##### MATERIAL FOR THE TASK #####

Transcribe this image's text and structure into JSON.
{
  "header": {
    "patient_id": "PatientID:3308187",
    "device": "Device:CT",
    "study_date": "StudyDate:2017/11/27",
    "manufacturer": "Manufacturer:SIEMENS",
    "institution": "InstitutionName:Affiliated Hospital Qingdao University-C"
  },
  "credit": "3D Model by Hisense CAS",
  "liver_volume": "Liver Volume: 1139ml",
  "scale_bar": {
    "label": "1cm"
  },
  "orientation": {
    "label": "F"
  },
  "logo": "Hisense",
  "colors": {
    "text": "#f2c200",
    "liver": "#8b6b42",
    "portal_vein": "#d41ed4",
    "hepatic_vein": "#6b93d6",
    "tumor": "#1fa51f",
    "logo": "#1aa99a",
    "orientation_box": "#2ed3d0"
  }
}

#####

• **WHAT IS EXPECTED**
Looking at the material, work out the number of lines holding "Hisense", and write that number alone.

• **SOLUTION TO THIS TASK**
2